Records supplied »
— Start —
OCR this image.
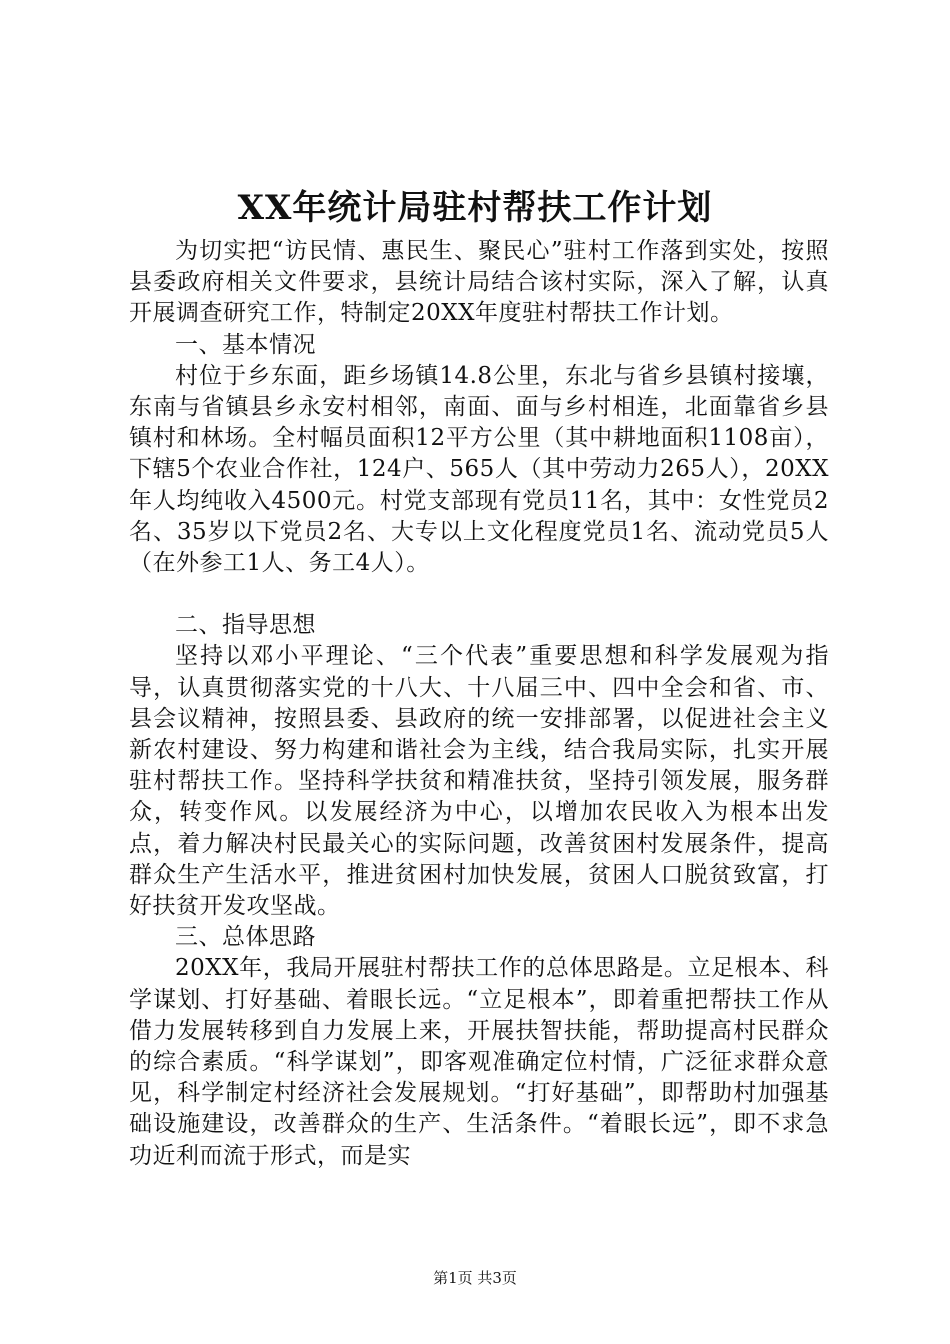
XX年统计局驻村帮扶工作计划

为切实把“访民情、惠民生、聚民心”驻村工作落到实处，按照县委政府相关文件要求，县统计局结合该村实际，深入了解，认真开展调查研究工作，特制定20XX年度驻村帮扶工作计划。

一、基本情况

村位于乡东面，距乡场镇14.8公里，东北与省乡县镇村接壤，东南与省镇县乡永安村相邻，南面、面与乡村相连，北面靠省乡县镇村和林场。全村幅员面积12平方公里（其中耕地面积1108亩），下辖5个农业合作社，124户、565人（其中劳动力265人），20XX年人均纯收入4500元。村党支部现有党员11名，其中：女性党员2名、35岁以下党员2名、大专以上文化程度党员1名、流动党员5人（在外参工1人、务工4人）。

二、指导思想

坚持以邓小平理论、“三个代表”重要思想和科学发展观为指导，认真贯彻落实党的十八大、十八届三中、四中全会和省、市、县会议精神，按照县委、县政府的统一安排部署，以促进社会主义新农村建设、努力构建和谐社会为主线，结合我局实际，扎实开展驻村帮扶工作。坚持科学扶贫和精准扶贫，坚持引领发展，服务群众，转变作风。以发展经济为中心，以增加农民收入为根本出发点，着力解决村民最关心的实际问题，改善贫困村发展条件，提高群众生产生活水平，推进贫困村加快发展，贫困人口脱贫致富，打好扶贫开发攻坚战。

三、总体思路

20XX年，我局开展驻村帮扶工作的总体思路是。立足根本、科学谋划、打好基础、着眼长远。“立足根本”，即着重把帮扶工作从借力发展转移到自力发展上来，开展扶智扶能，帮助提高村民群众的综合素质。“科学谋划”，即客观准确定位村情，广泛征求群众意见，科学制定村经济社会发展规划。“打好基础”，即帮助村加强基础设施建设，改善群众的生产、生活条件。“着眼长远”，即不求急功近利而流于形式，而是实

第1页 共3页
— End —
— Start —
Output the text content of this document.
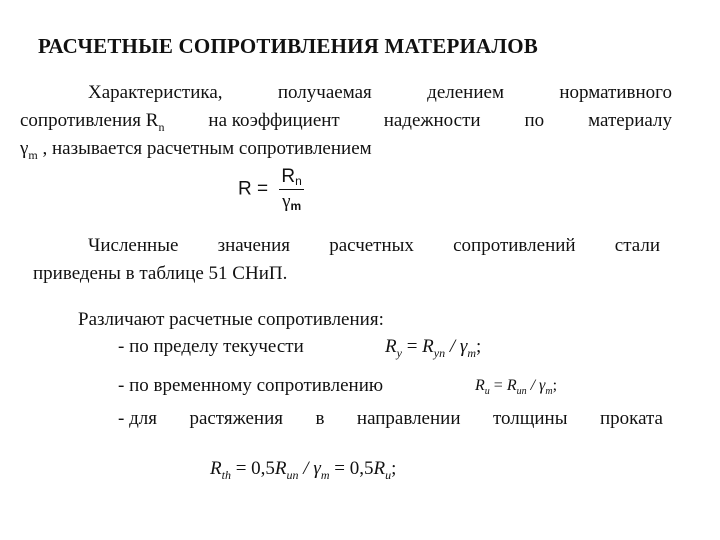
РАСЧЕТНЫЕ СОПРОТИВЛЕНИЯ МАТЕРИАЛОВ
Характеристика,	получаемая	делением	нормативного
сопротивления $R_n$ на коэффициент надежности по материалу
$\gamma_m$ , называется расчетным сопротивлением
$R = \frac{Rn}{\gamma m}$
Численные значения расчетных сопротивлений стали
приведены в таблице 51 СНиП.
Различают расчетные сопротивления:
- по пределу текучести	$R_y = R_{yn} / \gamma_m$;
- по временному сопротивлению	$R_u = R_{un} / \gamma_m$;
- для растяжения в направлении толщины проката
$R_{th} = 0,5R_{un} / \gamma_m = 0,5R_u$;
— End —
Given instruction » Copy each line of the listing that includes "this".

Task solution »
OCR this image.
Output the text content of this document.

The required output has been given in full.